## begin

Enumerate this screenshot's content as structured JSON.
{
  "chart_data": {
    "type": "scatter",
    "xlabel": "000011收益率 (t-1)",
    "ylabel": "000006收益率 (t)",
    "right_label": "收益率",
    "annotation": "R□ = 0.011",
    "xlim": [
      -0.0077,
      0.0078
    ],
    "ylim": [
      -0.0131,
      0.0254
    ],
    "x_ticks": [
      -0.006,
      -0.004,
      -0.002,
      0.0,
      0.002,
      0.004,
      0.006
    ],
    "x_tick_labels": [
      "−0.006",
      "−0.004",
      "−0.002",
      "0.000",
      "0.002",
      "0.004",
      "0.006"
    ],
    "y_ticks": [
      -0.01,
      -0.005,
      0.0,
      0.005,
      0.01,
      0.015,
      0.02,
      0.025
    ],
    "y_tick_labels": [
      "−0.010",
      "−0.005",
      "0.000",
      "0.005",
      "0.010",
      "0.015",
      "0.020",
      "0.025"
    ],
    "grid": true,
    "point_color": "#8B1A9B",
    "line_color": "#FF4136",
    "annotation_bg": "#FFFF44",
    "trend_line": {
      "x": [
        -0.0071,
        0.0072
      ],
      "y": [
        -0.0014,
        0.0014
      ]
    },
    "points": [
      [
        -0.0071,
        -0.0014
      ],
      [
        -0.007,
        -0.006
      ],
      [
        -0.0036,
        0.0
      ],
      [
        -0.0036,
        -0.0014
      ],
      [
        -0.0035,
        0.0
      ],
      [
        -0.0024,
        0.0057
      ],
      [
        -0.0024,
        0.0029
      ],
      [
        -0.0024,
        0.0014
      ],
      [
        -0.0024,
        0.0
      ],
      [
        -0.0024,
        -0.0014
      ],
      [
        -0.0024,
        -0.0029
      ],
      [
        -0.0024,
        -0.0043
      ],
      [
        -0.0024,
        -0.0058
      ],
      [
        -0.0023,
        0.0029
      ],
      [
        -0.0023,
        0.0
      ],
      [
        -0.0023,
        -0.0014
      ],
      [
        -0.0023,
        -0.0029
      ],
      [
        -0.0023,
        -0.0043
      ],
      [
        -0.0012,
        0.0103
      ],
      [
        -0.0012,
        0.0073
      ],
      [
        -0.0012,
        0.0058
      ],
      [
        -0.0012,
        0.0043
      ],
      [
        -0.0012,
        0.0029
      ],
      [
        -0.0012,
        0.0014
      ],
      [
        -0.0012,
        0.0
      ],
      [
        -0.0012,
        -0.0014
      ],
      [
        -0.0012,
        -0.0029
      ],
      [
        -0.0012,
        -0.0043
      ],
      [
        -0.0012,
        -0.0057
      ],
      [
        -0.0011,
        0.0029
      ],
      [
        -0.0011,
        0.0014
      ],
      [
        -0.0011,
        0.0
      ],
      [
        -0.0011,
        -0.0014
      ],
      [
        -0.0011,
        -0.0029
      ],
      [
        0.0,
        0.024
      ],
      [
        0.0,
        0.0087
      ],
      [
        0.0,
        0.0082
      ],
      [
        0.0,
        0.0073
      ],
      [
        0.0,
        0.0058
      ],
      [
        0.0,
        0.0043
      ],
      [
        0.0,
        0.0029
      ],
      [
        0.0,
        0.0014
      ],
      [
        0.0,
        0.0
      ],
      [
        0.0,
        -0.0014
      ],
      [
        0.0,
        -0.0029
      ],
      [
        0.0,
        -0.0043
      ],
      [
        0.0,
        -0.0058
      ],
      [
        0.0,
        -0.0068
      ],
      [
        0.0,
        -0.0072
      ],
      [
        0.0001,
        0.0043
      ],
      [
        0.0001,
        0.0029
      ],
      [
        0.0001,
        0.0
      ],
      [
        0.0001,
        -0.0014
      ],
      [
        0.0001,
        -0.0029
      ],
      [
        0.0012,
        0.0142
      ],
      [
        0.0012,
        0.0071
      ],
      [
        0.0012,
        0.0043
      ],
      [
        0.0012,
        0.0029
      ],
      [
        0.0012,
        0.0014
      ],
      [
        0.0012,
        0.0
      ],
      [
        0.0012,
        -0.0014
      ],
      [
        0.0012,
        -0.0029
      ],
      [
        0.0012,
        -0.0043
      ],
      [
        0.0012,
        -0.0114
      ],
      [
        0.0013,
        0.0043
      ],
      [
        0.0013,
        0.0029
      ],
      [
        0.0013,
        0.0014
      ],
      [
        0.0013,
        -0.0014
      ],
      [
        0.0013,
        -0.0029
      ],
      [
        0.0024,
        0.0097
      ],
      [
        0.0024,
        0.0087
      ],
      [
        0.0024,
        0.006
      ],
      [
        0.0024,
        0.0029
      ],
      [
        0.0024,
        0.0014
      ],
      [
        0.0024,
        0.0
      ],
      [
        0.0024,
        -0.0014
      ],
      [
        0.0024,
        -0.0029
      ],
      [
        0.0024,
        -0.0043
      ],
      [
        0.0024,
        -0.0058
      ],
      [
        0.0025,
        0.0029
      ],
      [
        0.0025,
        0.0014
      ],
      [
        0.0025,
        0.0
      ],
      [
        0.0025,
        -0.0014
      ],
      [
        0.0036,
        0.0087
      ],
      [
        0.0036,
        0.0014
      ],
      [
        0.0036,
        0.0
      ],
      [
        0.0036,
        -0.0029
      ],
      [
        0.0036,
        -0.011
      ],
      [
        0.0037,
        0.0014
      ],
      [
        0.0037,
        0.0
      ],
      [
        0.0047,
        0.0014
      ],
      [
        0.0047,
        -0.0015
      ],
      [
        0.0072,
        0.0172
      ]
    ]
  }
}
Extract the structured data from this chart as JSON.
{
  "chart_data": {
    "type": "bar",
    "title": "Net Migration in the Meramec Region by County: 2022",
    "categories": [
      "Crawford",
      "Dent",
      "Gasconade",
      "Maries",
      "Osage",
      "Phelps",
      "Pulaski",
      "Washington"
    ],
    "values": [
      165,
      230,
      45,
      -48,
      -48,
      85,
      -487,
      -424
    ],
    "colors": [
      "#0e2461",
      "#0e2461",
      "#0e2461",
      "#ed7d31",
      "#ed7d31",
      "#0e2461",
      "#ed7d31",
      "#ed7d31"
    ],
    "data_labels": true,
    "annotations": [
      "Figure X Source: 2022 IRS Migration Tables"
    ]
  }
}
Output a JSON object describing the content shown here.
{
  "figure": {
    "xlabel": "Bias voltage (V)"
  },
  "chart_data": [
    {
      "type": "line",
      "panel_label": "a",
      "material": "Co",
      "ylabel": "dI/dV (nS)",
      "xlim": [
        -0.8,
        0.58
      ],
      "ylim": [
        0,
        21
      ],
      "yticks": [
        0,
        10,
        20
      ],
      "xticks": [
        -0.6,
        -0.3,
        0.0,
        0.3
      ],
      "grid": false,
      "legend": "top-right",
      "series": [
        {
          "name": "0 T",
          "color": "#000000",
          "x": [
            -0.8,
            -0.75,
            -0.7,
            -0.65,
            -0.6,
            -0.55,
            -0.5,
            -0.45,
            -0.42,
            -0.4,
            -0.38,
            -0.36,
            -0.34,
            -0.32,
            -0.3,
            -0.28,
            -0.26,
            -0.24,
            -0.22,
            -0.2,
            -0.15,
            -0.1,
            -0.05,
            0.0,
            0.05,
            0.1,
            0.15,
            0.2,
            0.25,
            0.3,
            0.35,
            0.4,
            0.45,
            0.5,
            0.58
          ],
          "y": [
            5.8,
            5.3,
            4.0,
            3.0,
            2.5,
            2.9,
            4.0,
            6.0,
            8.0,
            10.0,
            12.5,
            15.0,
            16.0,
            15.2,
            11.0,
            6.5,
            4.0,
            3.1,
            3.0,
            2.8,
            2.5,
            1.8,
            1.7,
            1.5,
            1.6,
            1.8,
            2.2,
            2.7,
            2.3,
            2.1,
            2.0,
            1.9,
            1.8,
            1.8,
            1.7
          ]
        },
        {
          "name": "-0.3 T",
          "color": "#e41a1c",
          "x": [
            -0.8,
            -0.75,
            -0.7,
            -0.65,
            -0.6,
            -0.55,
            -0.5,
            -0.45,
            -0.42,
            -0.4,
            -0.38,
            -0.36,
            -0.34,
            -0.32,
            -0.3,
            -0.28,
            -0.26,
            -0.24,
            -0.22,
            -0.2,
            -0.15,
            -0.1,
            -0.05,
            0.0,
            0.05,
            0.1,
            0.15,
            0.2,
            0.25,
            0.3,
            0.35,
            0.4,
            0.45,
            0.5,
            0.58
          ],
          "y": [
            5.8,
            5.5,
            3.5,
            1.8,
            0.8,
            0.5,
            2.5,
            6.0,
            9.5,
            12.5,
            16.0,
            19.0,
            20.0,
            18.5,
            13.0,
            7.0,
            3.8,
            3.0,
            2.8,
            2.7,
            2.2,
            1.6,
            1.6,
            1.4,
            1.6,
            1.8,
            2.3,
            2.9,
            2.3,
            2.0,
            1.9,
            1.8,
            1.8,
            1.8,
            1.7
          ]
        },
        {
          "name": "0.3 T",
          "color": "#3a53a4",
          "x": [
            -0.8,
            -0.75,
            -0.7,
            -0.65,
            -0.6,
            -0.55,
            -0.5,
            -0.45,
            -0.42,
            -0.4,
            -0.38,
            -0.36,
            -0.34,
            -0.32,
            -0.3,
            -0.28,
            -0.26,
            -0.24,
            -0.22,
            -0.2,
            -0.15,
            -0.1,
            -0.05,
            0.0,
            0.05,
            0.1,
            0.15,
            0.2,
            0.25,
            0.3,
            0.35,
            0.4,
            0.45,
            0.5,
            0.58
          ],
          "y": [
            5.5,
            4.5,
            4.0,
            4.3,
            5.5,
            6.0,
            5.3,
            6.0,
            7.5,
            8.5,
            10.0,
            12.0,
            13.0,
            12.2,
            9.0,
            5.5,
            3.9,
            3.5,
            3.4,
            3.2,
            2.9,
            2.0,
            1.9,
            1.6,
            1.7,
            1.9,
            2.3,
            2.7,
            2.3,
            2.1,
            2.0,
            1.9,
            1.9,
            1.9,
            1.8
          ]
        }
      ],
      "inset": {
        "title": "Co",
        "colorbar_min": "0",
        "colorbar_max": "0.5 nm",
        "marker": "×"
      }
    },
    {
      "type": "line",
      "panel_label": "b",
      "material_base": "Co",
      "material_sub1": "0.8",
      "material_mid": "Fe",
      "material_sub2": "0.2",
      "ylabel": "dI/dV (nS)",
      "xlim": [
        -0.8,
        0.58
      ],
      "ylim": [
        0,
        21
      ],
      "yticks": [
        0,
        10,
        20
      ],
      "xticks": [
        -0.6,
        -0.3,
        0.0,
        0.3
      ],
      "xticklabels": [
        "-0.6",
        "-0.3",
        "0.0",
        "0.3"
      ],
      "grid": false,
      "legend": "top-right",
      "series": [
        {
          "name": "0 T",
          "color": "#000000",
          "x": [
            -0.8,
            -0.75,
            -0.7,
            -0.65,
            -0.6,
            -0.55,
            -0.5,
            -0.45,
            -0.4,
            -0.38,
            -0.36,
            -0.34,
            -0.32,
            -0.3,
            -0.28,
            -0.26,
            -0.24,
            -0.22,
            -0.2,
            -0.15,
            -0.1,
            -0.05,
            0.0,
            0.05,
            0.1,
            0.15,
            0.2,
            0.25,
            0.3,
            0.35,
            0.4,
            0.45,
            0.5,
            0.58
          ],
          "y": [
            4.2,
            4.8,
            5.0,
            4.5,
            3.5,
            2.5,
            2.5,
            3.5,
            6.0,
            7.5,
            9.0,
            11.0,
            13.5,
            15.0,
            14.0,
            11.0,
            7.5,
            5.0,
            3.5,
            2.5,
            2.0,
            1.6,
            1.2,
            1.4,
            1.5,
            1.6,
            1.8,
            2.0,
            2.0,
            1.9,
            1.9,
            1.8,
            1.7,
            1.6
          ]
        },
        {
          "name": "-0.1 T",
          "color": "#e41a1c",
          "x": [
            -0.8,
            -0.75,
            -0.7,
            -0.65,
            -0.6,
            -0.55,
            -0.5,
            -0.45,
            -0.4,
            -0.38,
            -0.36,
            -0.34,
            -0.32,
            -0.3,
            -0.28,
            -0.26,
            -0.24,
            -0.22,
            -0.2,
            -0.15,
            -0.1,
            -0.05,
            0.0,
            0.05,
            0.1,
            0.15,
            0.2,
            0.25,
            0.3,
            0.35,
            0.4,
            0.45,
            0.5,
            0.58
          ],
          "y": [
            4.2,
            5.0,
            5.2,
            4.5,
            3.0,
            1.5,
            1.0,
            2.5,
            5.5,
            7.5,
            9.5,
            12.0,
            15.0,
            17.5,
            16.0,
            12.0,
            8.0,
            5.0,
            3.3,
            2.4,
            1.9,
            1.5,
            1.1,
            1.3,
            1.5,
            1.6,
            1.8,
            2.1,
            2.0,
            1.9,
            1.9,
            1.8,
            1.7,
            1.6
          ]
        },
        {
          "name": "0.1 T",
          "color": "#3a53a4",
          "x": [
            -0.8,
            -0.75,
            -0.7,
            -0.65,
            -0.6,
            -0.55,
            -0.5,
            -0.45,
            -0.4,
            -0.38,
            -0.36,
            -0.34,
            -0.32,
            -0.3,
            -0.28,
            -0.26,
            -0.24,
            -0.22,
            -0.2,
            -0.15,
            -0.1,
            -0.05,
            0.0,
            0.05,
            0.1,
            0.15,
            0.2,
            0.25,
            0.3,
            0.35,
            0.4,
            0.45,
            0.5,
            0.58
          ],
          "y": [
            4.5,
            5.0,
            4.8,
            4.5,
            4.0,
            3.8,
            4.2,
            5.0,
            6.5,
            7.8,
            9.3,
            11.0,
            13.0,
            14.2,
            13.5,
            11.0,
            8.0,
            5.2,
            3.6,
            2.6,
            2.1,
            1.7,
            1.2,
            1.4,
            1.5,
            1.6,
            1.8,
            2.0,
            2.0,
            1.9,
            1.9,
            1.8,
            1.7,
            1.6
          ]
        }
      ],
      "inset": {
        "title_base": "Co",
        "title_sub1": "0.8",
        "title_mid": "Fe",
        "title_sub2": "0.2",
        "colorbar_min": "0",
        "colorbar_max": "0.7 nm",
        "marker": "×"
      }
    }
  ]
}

## end

_What the exercise asks_: Only the number is wanted: how many lines in the preceding entries hold the string "JSON"?

_Exercise result_: 3